* Task:
Your task is to extract every entry that follows word for word while excluding the pictures.

* Items:
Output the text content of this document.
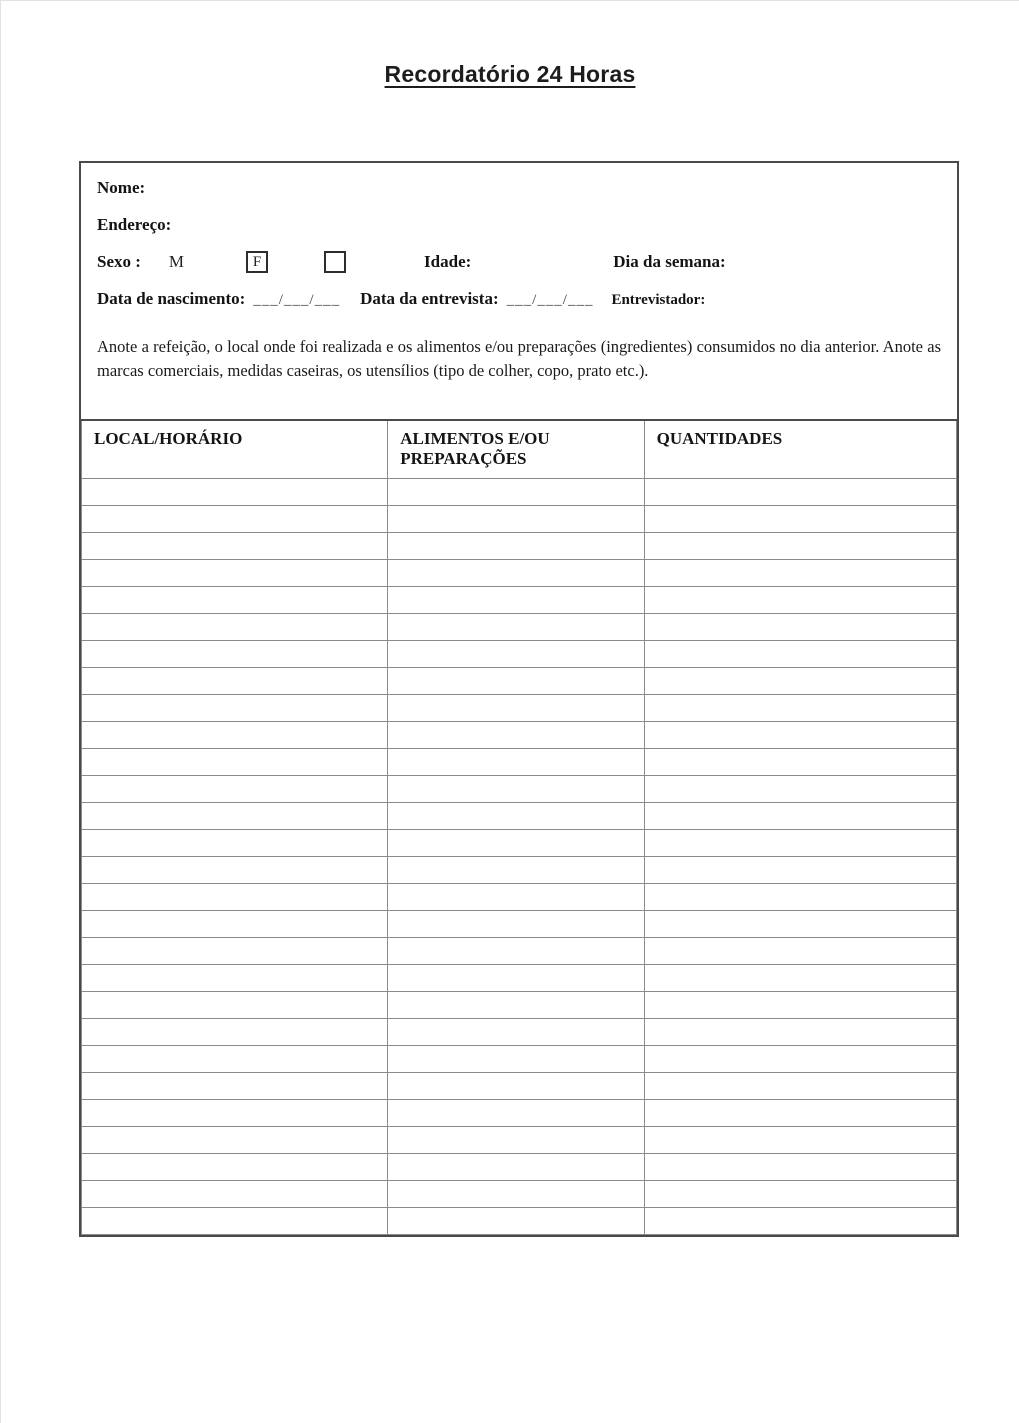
Recordatório 24 Horas
Nome:
Endereço:
Sexo : M	F	Idade:	Dia da semana:
Data de nascimento: ___/___/___ Data da entrevista: ___/___/___ Entrevistador:

Anote a refeição, o local onde foi realizada e os alimentos e/ou preparações (ingredientes) consumidos no dia anterior. Anote as marcas comerciais, medidas caseiras, os utensílios (tipo de colher, copo, prato etc.).

LOCAL/HORÁRIO	ALIMENTOS E/OU PREPARAÇÕES	QUANTIDADES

* Solution for this task:
Output the text content of this document.
Recordatório 24 Horas
Nome:
Endereço:
Sexo : M	F	Idade:	Dia da semana:
Data de nascimento: ___/___/___ Data da entrevista: ___/___/___ Entrevistador:

Anote a refeição, o local onde foi realizada e os alimentos e/ou preparações (ingredientes) consumidos no dia anterior. Anote as marcas comerciais, medidas caseiras, os utensílios (tipo de colher, copo, prato etc.).

LOCAL/HORÁRIO	ALIMENTOS E/OU PREPARAÇÕES	QUANTIDADES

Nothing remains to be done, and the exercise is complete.